Entries taken from a collection
==*==
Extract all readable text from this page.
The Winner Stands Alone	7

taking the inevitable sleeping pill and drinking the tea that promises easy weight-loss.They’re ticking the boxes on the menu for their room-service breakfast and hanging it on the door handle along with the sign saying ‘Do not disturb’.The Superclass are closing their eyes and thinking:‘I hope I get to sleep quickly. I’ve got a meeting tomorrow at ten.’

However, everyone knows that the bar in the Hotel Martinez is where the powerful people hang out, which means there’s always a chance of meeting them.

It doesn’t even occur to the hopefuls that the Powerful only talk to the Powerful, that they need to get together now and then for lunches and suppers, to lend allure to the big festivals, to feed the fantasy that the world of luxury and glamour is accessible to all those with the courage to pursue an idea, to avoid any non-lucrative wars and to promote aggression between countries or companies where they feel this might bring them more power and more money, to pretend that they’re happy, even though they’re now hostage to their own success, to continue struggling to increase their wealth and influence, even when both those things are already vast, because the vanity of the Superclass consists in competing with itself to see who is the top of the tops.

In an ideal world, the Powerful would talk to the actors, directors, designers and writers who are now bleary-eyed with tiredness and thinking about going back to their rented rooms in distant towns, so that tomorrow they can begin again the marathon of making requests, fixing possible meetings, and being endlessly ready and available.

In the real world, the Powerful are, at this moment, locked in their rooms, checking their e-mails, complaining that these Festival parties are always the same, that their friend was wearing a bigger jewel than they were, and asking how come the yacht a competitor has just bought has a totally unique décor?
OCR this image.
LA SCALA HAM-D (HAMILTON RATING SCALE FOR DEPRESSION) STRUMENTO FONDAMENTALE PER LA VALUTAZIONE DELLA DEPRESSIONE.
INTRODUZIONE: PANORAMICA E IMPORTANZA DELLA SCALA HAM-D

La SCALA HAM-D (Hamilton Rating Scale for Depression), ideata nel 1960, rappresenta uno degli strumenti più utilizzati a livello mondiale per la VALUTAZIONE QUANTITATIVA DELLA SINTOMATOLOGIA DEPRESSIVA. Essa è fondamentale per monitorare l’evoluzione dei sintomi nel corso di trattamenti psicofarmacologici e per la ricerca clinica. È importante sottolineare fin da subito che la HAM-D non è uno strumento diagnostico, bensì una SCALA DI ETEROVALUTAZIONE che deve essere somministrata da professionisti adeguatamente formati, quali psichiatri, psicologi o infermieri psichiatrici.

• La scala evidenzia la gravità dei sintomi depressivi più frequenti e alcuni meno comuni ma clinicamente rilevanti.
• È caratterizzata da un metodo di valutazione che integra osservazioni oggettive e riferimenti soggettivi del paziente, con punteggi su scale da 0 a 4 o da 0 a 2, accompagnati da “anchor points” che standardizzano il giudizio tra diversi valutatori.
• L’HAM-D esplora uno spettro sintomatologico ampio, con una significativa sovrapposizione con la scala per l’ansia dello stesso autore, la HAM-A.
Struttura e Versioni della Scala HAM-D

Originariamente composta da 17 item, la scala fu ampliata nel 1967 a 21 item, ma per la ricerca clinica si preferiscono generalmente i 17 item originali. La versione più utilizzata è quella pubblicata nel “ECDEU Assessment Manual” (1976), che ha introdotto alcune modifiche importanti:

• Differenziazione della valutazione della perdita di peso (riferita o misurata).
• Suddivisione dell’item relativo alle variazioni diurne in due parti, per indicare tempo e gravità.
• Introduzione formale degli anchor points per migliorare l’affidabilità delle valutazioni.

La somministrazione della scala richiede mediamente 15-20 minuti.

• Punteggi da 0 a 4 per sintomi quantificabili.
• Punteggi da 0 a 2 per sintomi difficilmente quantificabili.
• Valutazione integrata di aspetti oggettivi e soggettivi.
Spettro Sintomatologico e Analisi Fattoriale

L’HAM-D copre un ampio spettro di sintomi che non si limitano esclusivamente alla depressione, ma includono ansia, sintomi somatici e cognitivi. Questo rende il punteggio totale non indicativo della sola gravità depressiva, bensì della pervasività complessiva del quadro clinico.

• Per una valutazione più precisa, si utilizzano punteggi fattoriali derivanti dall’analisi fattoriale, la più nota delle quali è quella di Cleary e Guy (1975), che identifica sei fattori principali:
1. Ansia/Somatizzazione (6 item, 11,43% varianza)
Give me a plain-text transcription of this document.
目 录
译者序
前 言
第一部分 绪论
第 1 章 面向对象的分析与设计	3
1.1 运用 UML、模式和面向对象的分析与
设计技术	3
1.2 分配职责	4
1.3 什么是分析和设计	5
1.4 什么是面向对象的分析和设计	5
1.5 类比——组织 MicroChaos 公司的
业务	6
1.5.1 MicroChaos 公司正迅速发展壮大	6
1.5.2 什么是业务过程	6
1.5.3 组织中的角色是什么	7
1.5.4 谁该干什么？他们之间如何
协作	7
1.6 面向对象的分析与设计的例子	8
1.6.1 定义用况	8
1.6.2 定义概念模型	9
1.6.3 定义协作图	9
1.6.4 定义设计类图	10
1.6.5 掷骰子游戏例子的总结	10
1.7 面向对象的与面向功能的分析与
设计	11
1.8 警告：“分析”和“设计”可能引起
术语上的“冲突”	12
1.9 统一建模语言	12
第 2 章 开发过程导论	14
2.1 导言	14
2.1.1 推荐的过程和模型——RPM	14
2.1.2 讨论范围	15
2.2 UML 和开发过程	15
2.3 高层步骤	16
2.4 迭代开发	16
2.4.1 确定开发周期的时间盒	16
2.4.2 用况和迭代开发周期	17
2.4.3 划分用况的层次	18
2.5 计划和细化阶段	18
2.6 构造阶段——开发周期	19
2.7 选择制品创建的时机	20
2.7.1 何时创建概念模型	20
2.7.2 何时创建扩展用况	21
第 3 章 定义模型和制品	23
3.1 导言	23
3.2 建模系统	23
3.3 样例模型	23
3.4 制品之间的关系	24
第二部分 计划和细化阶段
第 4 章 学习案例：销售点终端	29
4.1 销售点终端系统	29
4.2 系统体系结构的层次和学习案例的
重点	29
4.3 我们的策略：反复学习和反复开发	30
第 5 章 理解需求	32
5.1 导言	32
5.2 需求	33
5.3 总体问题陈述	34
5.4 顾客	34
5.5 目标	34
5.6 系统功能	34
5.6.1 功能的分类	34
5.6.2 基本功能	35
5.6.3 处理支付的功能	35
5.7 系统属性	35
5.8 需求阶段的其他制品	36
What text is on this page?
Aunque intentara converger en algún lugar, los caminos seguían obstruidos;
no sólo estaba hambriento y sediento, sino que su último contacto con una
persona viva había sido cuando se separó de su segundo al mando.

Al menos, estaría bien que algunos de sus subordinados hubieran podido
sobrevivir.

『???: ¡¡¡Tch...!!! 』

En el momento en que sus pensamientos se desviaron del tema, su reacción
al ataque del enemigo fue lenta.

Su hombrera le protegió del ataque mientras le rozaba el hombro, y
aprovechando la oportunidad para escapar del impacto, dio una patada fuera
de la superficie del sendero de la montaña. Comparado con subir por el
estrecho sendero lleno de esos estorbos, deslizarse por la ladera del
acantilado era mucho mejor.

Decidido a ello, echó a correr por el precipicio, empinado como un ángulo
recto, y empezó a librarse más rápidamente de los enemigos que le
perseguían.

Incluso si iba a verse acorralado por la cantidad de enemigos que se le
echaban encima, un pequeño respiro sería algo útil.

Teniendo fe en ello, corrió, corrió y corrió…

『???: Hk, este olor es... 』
==*==
-- Instructions for the task --
Retype all of the data shown above, word for word.

-- Exercise result --
Extract all readable text from this page.
The Winner Stands Alone	7

taking the inevitable sleeping pill and drinking the tea that promises easy weight-loss.They’re ticking the boxes on the menu for their room-service breakfast and hanging it on the door handle along with the sign saying ‘Do not disturb’.The Superclass are closing their eyes and thinking:‘I hope I get to sleep quickly. I’ve got a meeting tomorrow at ten.’

However, everyone knows that the bar in the Hotel Martinez is where the powerful people hang out, which means there’s always a chance of meeting them.

It doesn’t even occur to the hopefuls that the Powerful only talk to the Powerful, that they need to get together now and then for lunches and suppers, to lend allure to the big festivals, to feed the fantasy that the world of luxury and glamour is accessible to all those with the courage to pursue an idea, to avoid any non-lucrative wars and to promote aggression between countries or companies where they feel this might bring them more power and more money, to pretend that they’re happy, even though they’re now hostage to their own success, to continue struggling to increase their wealth and influence, even when both those things are already vast, because the vanity of the Superclass consists in competing with itself to see who is the top of the tops.

In an ideal world, the Powerful would talk to the actors, directors, designers and writers who are now bleary-eyed with tiredness and thinking about going back to their rented rooms in distant towns, so that tomorrow they can begin again the marathon of making requests, fixing possible meetings, and being endlessly ready and available.

In the real world, the Powerful are, at this moment, locked in their rooms, checking their e-mails, complaining that these Festival parties are always the same, that their friend was wearing a bigger jewel than they were, and asking how come the yacht a competitor has just bought has a totally unique décor?
OCR this image.
LA SCALA HAM-D (HAMILTON RATING SCALE FOR DEPRESSION) STRUMENTO FONDAMENTALE PER LA VALUTAZIONE DELLA DEPRESSIONE.
INTRODUZIONE: PANORAMICA E IMPORTANZA DELLA SCALA HAM-D

La SCALA HAM-D (Hamilton Rating Scale for Depression), ideata nel 1960, rappresenta uno degli strumenti più utilizzati a livello mondiale per la VALUTAZIONE QUANTITATIVA DELLA SINTOMATOLOGIA DEPRESSIVA. Essa è fondamentale per monitorare l’evoluzione dei sintomi nel corso di trattamenti psicofarmacologici e per la ricerca clinica. È importante sottolineare fin da subito che la HAM-D non è uno strumento diagnostico, bensì una SCALA DI ETEROVALUTAZIONE che deve essere somministrata da professionisti adeguatamente formati, quali psichiatri, psicologi o infermieri psichiatrici.

• La scala evidenzia la gravità dei sintomi depressivi più frequenti e alcuni meno comuni ma clinicamente rilevanti.
• È caratterizzata da un metodo di valutazione che integra osservazioni oggettive e riferimenti soggettivi del paziente, con punteggi su scale da 0 a 4 o da 0 a 2, accompagnati da “anchor points” che standardizzano il giudizio tra diversi valutatori.
• L’HAM-D esplora uno spettro sintomatologico ampio, con una significativa sovrapposizione con la scala per l’ansia dello stesso autore, la HAM-A.
Struttura e Versioni della Scala HAM-D

Originariamente composta da 17 item, la scala fu ampliata nel 1967 a 21 item, ma per la ricerca clinica si preferiscono generalmente i 17 item originali. La versione più utilizzata è quella pubblicata nel “ECDEU Assessment Manual” (1976), che ha introdotto alcune modifiche importanti:

• Differenziazione della valutazione della perdita di peso (riferita o misurata).
• Suddivisione dell’item relativo alle variazioni diurne in due parti, per indicare tempo e gravità.
• Introduzione formale degli anchor points per migliorare l’affidabilità delle valutazioni.

La somministrazione della scala richiede mediamente 15-20 minuti.

• Punteggi da 0 a 4 per sintomi quantificabili.
• Punteggi da 0 a 2 per sintomi difficilmente quantificabili.
• Valutazione integrata di aspetti oggettivi e soggettivi.
Spettro Sintomatologico e Analisi Fattoriale

L’HAM-D copre un ampio spettro di sintomi che non si limitano esclusivamente alla depressione, ma includono ansia, sintomi somatici e cognitivi. Questo rende il punteggio totale non indicativo della sola gravità depressiva, bensì della pervasività complessiva del quadro clinico.

• Per una valutazione più precisa, si utilizzano punteggi fattoriali derivanti dall’analisi fattoriale, la più nota delle quali è quella di Cleary e Guy (1975), che identifica sei fattori principali:
1. Ansia/Somatizzazione (6 item, 11,43% varianza)
Give me a plain-text transcription of this document.
目 录
译者序
前 言
第一部分 绪论
第 1 章 面向对象的分析与设计	3
1.1 运用 UML、模式和面向对象的分析与
设计技术	3
1.2 分配职责	4
1.3 什么是分析和设计	5
1.4 什么是面向对象的分析和设计	5
1.5 类比——组织 MicroChaos 公司的
业务	6
1.5.1 MicroChaos 公司正迅速发展壮大	6
1.5.2 什么是业务过程	6
1.5.3 组织中的角色是什么	7
1.5.4 谁该干什么？他们之间如何
协作	7
1.6 面向对象的分析与设计的例子	8
1.6.1 定义用况	8
1.6.2 定义概念模型	9
1.6.3 定义协作图	9
1.6.4 定义设计类图	10
1.6.5 掷骰子游戏例子的总结	10
1.7 面向对象的与面向功能的分析与
设计	11
1.8 警告：“分析”和“设计”可能引起
术语上的“冲突”	12
1.9 统一建模语言	12
第 2 章 开发过程导论	14
2.1 导言	14
2.1.1 推荐的过程和模型——RPM	14
2.1.2 讨论范围	15
2.2 UML 和开发过程	15
2.3 高层步骤	16
2.4 迭代开发	16
2.4.1 确定开发周期的时间盒	16
2.4.2 用况和迭代开发周期	17
2.4.3 划分用况的层次	18
2.5 计划和细化阶段	18
2.6 构造阶段——开发周期	19
2.7 选择制品创建的时机	20
2.7.1 何时创建概念模型	20
2.7.2 何时创建扩展用况	21
第 3 章 定义模型和制品	23
3.1 导言	23
3.2 建模系统	23
3.3 样例模型	23
3.4 制品之间的关系	24
第二部分 计划和细化阶段
第 4 章 学习案例：销售点终端	29
4.1 销售点终端系统	29
4.2 系统体系结构的层次和学习案例的
重点	29
4.3 我们的策略：反复学习和反复开发	30
第 5 章 理解需求	32
5.1 导言	32
5.2 需求	33
5.3 总体问题陈述	34
5.4 顾客	34
5.5 目标	34
5.6 系统功能	34
5.6.1 功能的分类	34
5.6.2 基本功能	35
5.6.3 处理支付的功能	35
5.7 系统属性	35
5.8 需求阶段的其他制品	36
What text is on this page?
Aunque intentara converger en algún lugar, los caminos seguían obstruidos;
no sólo estaba hambriento y sediento, sino que su último contacto con una
persona viva había sido cuando se separó de su segundo al mando.

Al menos, estaría bien que algunos de sus subordinados hubieran podido
sobrevivir.

『???: ¡¡¡Tch...!!! 』

En el momento en que sus pensamientos se desviaron del tema, su reacción
al ataque del enemigo fue lenta.

Su hombrera le protegió del ataque mientras le rozaba el hombro, y
aprovechando la oportunidad para escapar del impacto, dio una patada fuera
de la superficie del sendero de la montaña. Comparado con subir por el
estrecho sendero lleno de esos estorbos, deslizarse por la ladera del
acantilado era mucho mejor.

Decidido a ello, echó a correr por el precipicio, empinado como un ángulo
recto, y empezó a librarse más rápidamente de los enemigos que le
perseguían.

Incluso si iba a verse acorralado por la cantidad de enemigos que se le
echaban encima, un pequeño respiro sería algo útil.

Teniendo fe en ello, corrió, corrió y corrió…

『???: Hk, este olor es... 』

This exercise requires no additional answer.